EXTRACT PROVIDED =
◇ ◇ ◇ ◇ ◇

It’s the ultimate juggling act, being a professional golfer and a mother. Even at club level, some mothers set the pause button on their golf game in order to bring up kids. Family or golf? Should we really have to choose?
Back in the 70s mothers on tour were a rare breed. Judy Rankin relied solely on volunteers and sometimes had to withdraw from events if she couldn’t secure someone to take care of her daughter. In the same era, multiple major winner Susie Maxwell Berning managed to juggle motherhood with pro golf. It was doable but it was tough.
Stand-out examples of professional golfers that have won on the course and in the mother stakes include Hall-of-famers and multiple major winners Nancy Lopez and Juli Inkster, while Catriona Matthew won the HSBC LPGA Brazil Cup while 5 months pregnant with daughter Sophie, and shortly after went on to win the Women’s British Open just 11 weeks after giving birth.
However, the yearning to raise a child has seen greats leave the game. Lorena Ochoa was at the peak of her career, having held the World No 1 spot for a record number of weeks, but aged 28 she decided to retire to start a family and is now a mother of three. New mother Michelle Wie retired after the 2022 US Open saying, “Playing golf it’s just you, it’s a pretty selfish sport. I used to play for just me, now it’s the opposite. I play golf with my daughter.”
Annika Sorenstam reached dizzy heights in her incredible career and retired in 2008 to focus on starting a family. Now a mother of two, she returned from retirement in 2021 to win the US Seniors Open. Playing in front of her children, she wanted to show them what she could do and what she did so immaculately.
These women chose to step away from golf to concentrate on life away from the course, but for those that choose to have a family while still competing, this can still be a barrier to continuing a golfing career. When former Women’s Open champion Karen Stupples announced she was pregnant in 2006, she was dropped by her sponsors, which convinced the British player that she couldn’t have a child and be a professional golfer. Many sportswomen struggle through the years when considering returning to competitive play. I spoke to hockey superstar and Olympic Gold Medallist Alex Danson about maternity pay and childcare for professional sportswomen. Alex believes things are improving in the world of hockey, but my goodness, golf has some catching up to do.
Thanks to the Smucker’s LPGA Child Development Center, crèche facilities on the LPGA Tour have been in place since 1996. This facility has prolonged careers and provided much needed support to players. There are currently 20 mothers on the LPGA Tour, with Inbee Park, Hee Young Park and Caroline Masson amongst others, due to give birth in 2023.

◇ ◇ ◇ ◇ ◇

SUPPLIED DATA =
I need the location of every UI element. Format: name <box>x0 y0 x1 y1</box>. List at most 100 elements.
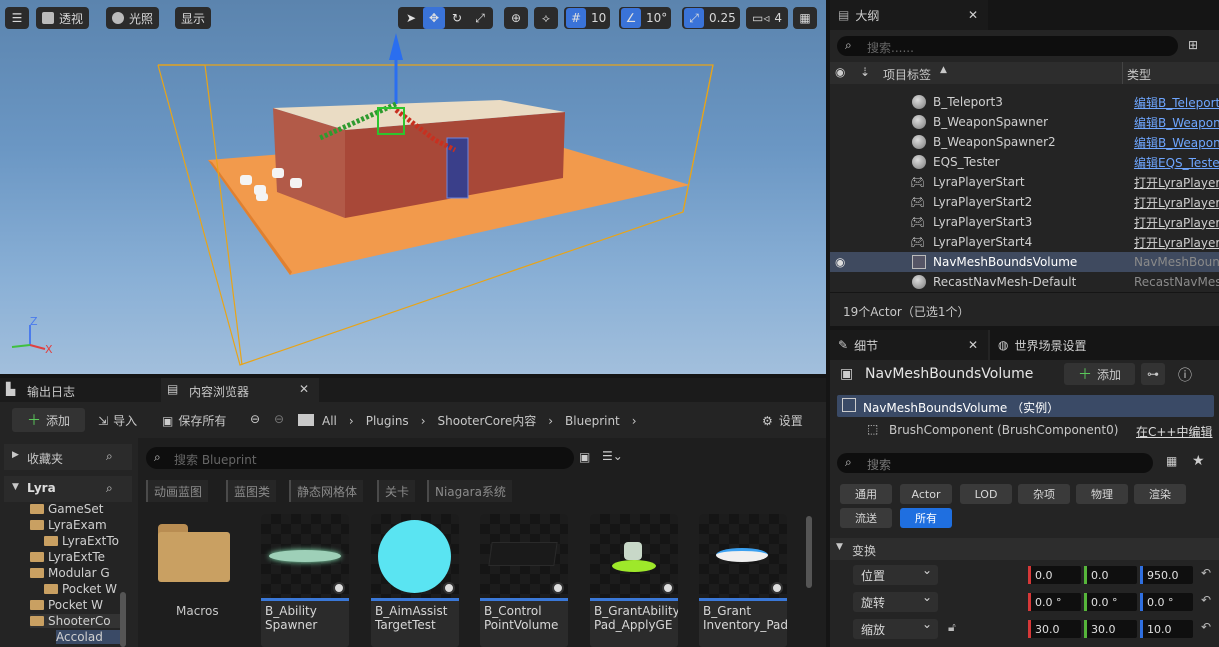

◇ ◇ ◇ ◇ ◇

INSTRUCTION =
Copy out, word for word, the stretch of the piece on mothers in pro golf from "Annika Sorenstam reached" through "did so immaculately.".

CORRECT ANSWER =
Annika Sorenstam reached dizzy heights in her incredible career and retired in 2008 to focus on starting a family. Now a mother of two, she returned from retirement in 2021 to win the US Seniors Open. Playing in front of her children, she wanted to show them what she could do and what she did so immaculately.